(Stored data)
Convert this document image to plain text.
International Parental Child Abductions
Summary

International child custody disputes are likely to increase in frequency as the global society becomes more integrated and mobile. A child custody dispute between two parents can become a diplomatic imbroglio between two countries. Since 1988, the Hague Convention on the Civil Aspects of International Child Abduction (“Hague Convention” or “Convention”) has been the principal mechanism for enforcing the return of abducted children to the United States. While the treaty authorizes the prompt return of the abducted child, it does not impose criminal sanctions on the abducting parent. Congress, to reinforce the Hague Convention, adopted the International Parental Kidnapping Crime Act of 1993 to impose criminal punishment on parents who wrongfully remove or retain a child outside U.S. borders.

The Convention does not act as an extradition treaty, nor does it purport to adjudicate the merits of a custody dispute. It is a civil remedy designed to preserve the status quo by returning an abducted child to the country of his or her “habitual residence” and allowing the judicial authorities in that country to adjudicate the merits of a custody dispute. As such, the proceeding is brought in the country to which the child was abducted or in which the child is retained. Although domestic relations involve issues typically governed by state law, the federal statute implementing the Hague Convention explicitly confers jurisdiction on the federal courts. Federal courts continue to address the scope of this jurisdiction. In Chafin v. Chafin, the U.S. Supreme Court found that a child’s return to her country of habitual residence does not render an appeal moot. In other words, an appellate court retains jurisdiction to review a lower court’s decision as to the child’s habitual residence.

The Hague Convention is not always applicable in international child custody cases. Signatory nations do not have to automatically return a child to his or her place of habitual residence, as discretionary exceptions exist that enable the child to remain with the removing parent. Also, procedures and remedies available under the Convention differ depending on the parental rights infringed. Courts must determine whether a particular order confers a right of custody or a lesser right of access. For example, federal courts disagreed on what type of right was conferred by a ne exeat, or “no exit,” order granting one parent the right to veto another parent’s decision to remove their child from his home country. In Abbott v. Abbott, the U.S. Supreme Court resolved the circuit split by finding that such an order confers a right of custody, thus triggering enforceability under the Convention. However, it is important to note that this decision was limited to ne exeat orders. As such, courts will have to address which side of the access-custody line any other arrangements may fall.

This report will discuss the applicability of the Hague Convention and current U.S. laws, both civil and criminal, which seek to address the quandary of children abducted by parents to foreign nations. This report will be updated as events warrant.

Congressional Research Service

◆ WHAT THE EXERCISE ASKS
Retype every entry above, word for word.

◆ RESULT OF THIS EXERCISE
Convert this document image to plain text.
International Parental Child Abductions
Summary

International child custody disputes are likely to increase in frequency as the global society becomes more integrated and mobile. A child custody dispute between two parents can become a diplomatic imbroglio between two countries. Since 1988, the Hague Convention on the Civil Aspects of International Child Abduction (“Hague Convention” or “Convention”) has been the principal mechanism for enforcing the return of abducted children to the United States. While the treaty authorizes the prompt return of the abducted child, it does not impose criminal sanctions on the abducting parent. Congress, to reinforce the Hague Convention, adopted the International Parental Kidnapping Crime Act of 1993 to impose criminal punishment on parents who wrongfully remove or retain a child outside U.S. borders.

The Convention does not act as an extradition treaty, nor does it purport to adjudicate the merits of a custody dispute. It is a civil remedy designed to preserve the status quo by returning an abducted child to the country of his or her “habitual residence” and allowing the judicial authorities in that country to adjudicate the merits of a custody dispute. As such, the proceeding is brought in the country to which the child was abducted or in which the child is retained. Although domestic relations involve issues typically governed by state law, the federal statute implementing the Hague Convention explicitly confers jurisdiction on the federal courts. Federal courts continue to address the scope of this jurisdiction. In Chafin v. Chafin, the U.S. Supreme Court found that a child’s return to her country of habitual residence does not render an appeal moot. In other words, an appellate court retains jurisdiction to review a lower court’s decision as to the child’s habitual residence.

The Hague Convention is not always applicable in international child custody cases. Signatory nations do not have to automatically return a child to his or her place of habitual residence, as discretionary exceptions exist that enable the child to remain with the removing parent. Also, procedures and remedies available under the Convention differ depending on the parental rights infringed. Courts must determine whether a particular order confers a right of custody or a lesser right of access. For example, federal courts disagreed on what type of right was conferred by a ne exeat, or “no exit,” order granting one parent the right to veto another parent’s decision to remove their child from his home country. In Abbott v. Abbott, the U.S. Supreme Court resolved the circuit split by finding that such an order confers a right of custody, thus triggering enforceability under the Convention. However, it is important to note that this decision was limited to ne exeat orders. As such, courts will have to address which side of the access-custody line any other arrangements may fall.

This report will discuss the applicability of the Hague Convention and current U.S. laws, both civil and criminal, which seek to address the quandary of children abducted by parents to foreign nations. This report will be updated as events warrant.

Congressional Research Service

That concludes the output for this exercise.